• THE INPUT:
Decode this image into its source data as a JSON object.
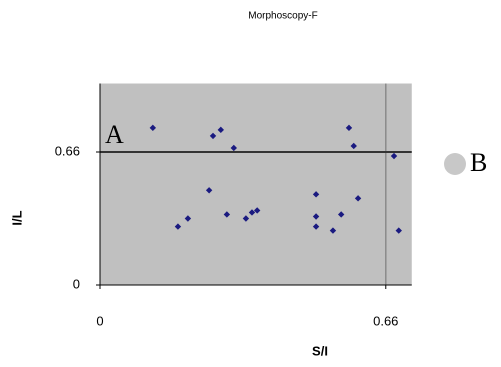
{
  "chart_data": {
    "type": "scatter",
    "title": "Morphoscopy-F",
    "x_label": "S/I",
    "y_label": "I/L",
    "x": [
      0.122,
      0.18,
      0.203,
      0.252,
      0.261,
      0.279,
      0.293,
      0.309,
      0.337,
      0.351,
      0.363,
      0.499,
      0.499,
      0.499,
      0.538,
      0.557,
      0.575,
      0.586,
      0.596,
      0.679,
      0.69
    ],
    "values": [
      0.78,
      0.29,
      0.33,
      0.47,
      0.74,
      0.77,
      0.35,
      0.68,
      0.33,
      0.36,
      0.37,
      0.45,
      0.34,
      0.29,
      0.27,
      0.35,
      0.78,
      0.69,
      0.43,
      0.64,
      0.27
    ],
    "color": "#1a1a80",
    "xlim": [
      0,
      0.72
    ],
    "ylim": [
      0,
      1.0
    ],
    "xticks": [
      0,
      0.66
    ],
    "yticks": [
      0,
      0.66
    ],
    "reference_lines": {
      "x": 0.66,
      "y": 0.66
    },
    "annotations": [
      "A",
      "B"
    ]
  }
}
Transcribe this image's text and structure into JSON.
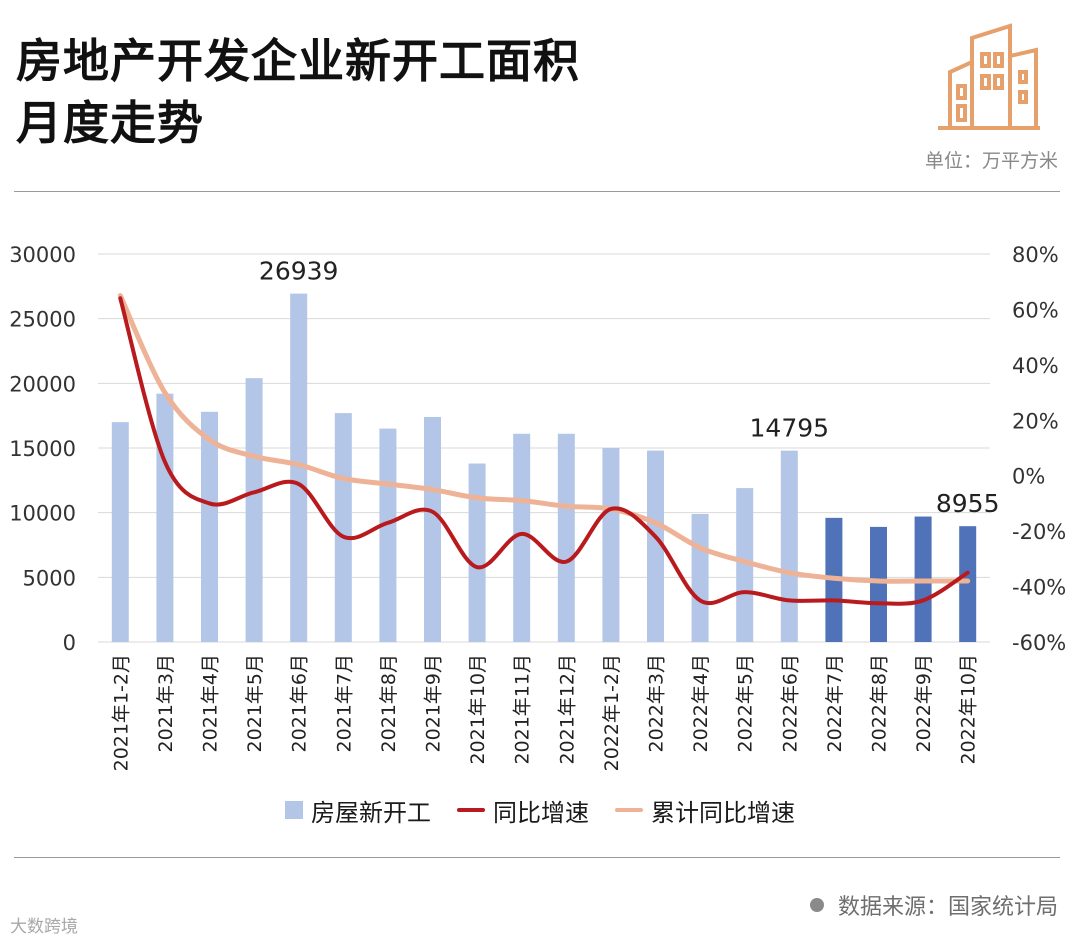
{
  "header": {
    "title_line1": "房地产开发企业新开工面积",
    "title_line2": "月度走势",
    "unit": "单位：万平方米"
  },
  "legend": {
    "bar_label": "房屋新开工",
    "yoy_label": "同比增速",
    "cum_label": "累计同比增速"
  },
  "footer": {
    "source": "数据来源：国家统计局",
    "watermark": "大数跨境"
  },
  "colors": {
    "bar_light": "#b4c6e7",
    "bar_dark": "#4f72b8",
    "yoy_line": "#b81a1e",
    "cum_line": "#eeb296",
    "grid": "#d9d9d9",
    "logo": "#e6a06c"
  },
  "chart_data": {
    "type": "bar",
    "categories": [
      "2021年1-2月",
      "2021年3月",
      "2021年4月",
      "2021年5月",
      "2021年6月",
      "2021年7月",
      "2021年8月",
      "2021年9月",
      "2021年10月",
      "2021年11月",
      "2021年12月",
      "2022年1-2月",
      "2022年3月",
      "2022年4月",
      "2022年5月",
      "2022年6月",
      "2022年7月",
      "2022年8月",
      "2022年9月",
      "2022年10月"
    ],
    "series": [
      {
        "name": "房屋新开工",
        "type": "bar",
        "axis": "left",
        "values": [
          17000,
          19200,
          17800,
          20400,
          26939,
          17700,
          16500,
          17400,
          13800,
          16100,
          16100,
          15000,
          14800,
          9900,
          11900,
          14795,
          9600,
          8900,
          9700,
          8955
        ],
        "highlight_from_index": 16
      },
      {
        "name": "同比增速",
        "type": "line",
        "axis": "right",
        "unit": "%",
        "values": [
          64,
          5,
          -10,
          -6,
          -3,
          -22,
          -17,
          -13,
          -33,
          -21,
          -31,
          -12,
          -22,
          -45,
          -42,
          -45,
          -45,
          -46,
          -45,
          -35
        ]
      },
      {
        "name": "累计同比增速",
        "type": "line",
        "axis": "right",
        "unit": "%",
        "values": [
          65,
          30,
          13,
          7,
          4,
          -1,
          -3,
          -5,
          -8,
          -9,
          -11,
          -12,
          -17,
          -26,
          -31,
          -35,
          -37,
          -38,
          -38,
          -38
        ]
      }
    ],
    "data_labels": [
      {
        "index": 4,
        "text": "26939"
      },
      {
        "index": 15,
        "text": "14795"
      },
      {
        "index": 19,
        "text": "8955"
      }
    ],
    "y_left": {
      "min": 0,
      "max": 30000,
      "ticks": [
        "0",
        "5000",
        "10000",
        "15000",
        "20000",
        "25000",
        "30000"
      ]
    },
    "y_right": {
      "min": -60,
      "max": 80,
      "ticks": [
        "-60%",
        "-40%",
        "-20%",
        "0%",
        "20%",
        "40%",
        "60%",
        "80%"
      ]
    },
    "grid": true,
    "legend_position": "bottom"
  }
}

• WRITTEN EXERCISE:
Scan the data above; copy every line where "this" appears.

• RESULT:
Decode this image into its source data as a JSON object.
Transcribe this image's text and structure into JSON.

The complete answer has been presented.